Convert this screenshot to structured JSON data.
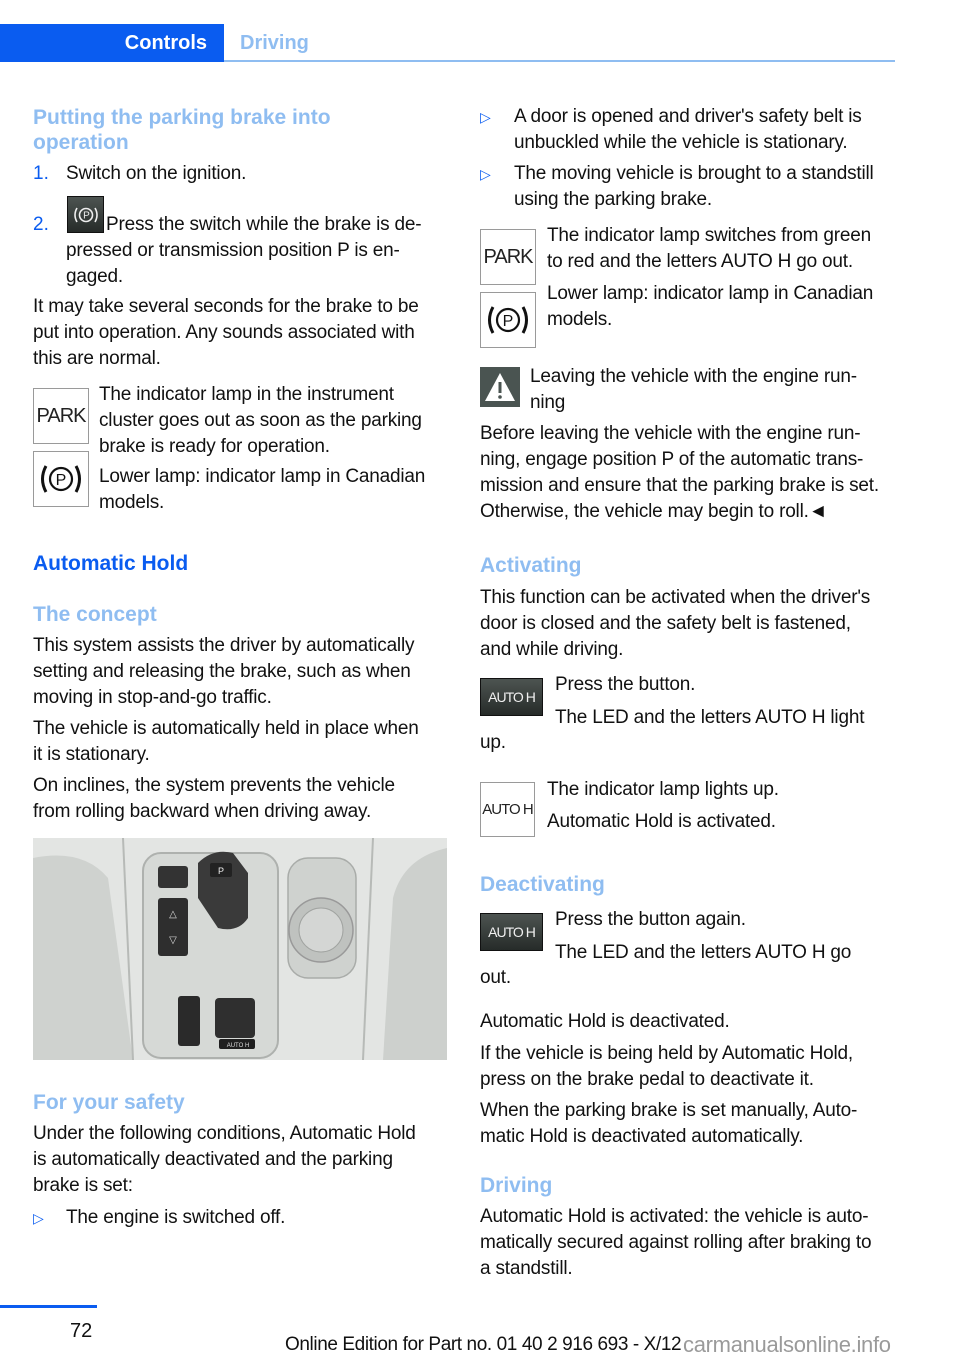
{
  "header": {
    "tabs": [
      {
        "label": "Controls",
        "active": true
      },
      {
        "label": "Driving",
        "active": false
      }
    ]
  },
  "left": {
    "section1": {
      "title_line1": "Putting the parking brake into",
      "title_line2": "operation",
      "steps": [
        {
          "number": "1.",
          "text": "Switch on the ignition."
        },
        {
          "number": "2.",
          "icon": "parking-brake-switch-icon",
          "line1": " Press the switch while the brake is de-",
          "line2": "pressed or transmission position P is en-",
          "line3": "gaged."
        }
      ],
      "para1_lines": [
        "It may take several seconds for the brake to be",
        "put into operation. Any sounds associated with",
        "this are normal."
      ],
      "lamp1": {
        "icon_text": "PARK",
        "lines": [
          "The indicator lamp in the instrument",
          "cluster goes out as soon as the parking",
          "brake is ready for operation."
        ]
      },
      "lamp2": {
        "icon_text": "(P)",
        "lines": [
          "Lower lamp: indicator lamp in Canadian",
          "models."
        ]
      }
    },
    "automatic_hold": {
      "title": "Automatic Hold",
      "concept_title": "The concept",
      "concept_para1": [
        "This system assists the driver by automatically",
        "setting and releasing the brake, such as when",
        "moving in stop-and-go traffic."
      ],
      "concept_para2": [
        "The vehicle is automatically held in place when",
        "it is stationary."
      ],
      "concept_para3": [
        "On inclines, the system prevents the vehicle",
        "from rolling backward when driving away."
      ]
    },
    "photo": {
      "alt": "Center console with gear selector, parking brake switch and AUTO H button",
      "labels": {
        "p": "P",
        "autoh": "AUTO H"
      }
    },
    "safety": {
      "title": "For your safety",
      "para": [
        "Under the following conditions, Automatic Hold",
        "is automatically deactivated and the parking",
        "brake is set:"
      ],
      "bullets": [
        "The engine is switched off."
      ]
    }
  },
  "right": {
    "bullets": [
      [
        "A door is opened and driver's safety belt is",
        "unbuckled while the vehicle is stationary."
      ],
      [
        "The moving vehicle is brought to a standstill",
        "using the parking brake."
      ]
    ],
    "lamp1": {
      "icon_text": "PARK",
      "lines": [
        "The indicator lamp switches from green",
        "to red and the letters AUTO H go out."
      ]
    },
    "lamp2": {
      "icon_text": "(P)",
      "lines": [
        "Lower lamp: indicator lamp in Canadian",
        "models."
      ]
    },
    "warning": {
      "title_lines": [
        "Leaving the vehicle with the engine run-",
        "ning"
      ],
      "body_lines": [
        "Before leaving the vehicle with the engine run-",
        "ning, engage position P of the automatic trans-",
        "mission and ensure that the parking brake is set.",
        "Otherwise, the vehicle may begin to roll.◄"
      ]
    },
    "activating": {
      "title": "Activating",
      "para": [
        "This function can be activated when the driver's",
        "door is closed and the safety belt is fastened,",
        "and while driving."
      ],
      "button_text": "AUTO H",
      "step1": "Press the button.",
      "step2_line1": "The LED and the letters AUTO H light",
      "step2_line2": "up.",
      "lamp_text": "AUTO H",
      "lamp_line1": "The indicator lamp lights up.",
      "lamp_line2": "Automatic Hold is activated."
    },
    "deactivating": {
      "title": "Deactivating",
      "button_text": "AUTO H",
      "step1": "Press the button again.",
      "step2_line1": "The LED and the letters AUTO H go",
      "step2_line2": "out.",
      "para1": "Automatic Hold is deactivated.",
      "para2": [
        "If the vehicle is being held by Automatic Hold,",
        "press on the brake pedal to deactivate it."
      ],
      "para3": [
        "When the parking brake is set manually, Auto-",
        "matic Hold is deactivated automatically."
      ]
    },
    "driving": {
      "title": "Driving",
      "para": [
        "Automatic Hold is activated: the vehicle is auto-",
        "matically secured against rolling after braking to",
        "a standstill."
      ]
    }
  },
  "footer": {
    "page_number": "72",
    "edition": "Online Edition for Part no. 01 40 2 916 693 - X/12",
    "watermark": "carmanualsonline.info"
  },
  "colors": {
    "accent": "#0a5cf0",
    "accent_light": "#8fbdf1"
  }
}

■ ■ ■ ■

■ **TASK TO CARRY OUT**
From the data above, write out everything exactly except the pictures.

■ **RESPONSE TO THE EXERCISE**
Convert this screenshot to structured JSON data.
{
  "header": {
    "tabs": [
      {
        "label": "Controls",
        "active": true
      },
      {
        "label": "Driving",
        "active": false
      }
    ]
  },
  "left": {
    "section1": {
      "title_line1": "Putting the parking brake into",
      "title_line2": "operation",
      "steps": [
        {
          "number": "1.",
          "text": "Switch on the ignition."
        },
        {
          "number": "2.",
          "icon": "parking-brake-switch-icon",
          "line1": " Press the switch while the brake is de-",
          "line2": "pressed or transmission position P is en-",
          "line3": "gaged."
        }
      ],
      "para1_lines": [
        "It may take several seconds for the brake to be",
        "put into operation. Any sounds associated with",
        "this are normal."
      ],
      "lamp1": {
        "icon_text": "PARK",
        "lines": [
          "The indicator lamp in the instrument",
          "cluster goes out as soon as the parking",
          "brake is ready for operation."
        ]
      },
      "lamp2": {
        "icon_text": "(P)",
        "lines": [
          "Lower lamp: indicator lamp in Canadian",
          "models."
        ]
      }
    },
    "automatic_hold": {
      "title": "Automatic Hold",
      "concept_title": "The concept",
      "concept_para1": [
        "This system assists the driver by automatically",
        "setting and releasing the brake, such as when",
        "moving in stop-and-go traffic."
      ],
      "concept_para2": [
        "The vehicle is automatically held in place when",
        "it is stationary."
      ],
      "concept_para3": [
        "On inclines, the system prevents the vehicle",
        "from rolling backward when driving away."
      ]
    },
    "photo": {
      "alt": "Center console with gear selector, parking brake switch and AUTO H button",
      "labels": {
        "p": "P",
        "autoh": "AUTO H"
      }
    },
    "safety": {
      "title": "For your safety",
      "para": [
        "Under the following conditions, Automatic Hold",
        "is automatically deactivated and the parking",
        "brake is set:"
      ],
      "bullets": [
        "The engine is switched off."
      ]
    }
  },
  "right": {
    "bullets": [
      [
        "A door is opened and driver's safety belt is",
        "unbuckled while the vehicle is stationary."
      ],
      [
        "The moving vehicle is brought to a standstill",
        "using the parking brake."
      ]
    ],
    "lamp1": {
      "icon_text": "PARK",
      "lines": [
        "The indicator lamp switches from green",
        "to red and the letters AUTO H go out."
      ]
    },
    "lamp2": {
      "icon_text": "(P)",
      "lines": [
        "Lower lamp: indicator lamp in Canadian",
        "models."
      ]
    },
    "warning": {
      "title_lines": [
        "Leaving the vehicle with the engine run-",
        "ning"
      ],
      "body_lines": [
        "Before leaving the vehicle with the engine run-",
        "ning, engage position P of the automatic trans-",
        "mission and ensure that the parking brake is set.",
        "Otherwise, the vehicle may begin to roll.◄"
      ]
    },
    "activating": {
      "title": "Activating",
      "para": [
        "This function can be activated when the driver's",
        "door is closed and the safety belt is fastened,",
        "and while driving."
      ],
      "button_text": "AUTO H",
      "step1": "Press the button.",
      "step2_line1": "The LED and the letters AUTO H light",
      "step2_line2": "up.",
      "lamp_text": "AUTO H",
      "lamp_line1": "The indicator lamp lights up.",
      "lamp_line2": "Automatic Hold is activated."
    },
    "deactivating": {
      "title": "Deactivating",
      "button_text": "AUTO H",
      "step1": "Press the button again.",
      "step2_line1": "The LED and the letters AUTO H go",
      "step2_line2": "out.",
      "para1": "Automatic Hold is deactivated.",
      "para2": [
        "If the vehicle is being held by Automatic Hold,",
        "press on the brake pedal to deactivate it."
      ],
      "para3": [
        "When the parking brake is set manually, Auto-",
        "matic Hold is deactivated automatically."
      ]
    },
    "driving": {
      "title": "Driving",
      "para": [
        "Automatic Hold is activated: the vehicle is auto-",
        "matically secured against rolling after braking to",
        "a standstill."
      ]
    }
  },
  "footer": {
    "page_number": "72",
    "edition": "Online Edition for Part no. 01 40 2 916 693 - X/12",
    "watermark": "carmanualsonline.info"
  },
  "colors": {
    "accent": "#0a5cf0",
    "accent_light": "#8fbdf1"
  }
}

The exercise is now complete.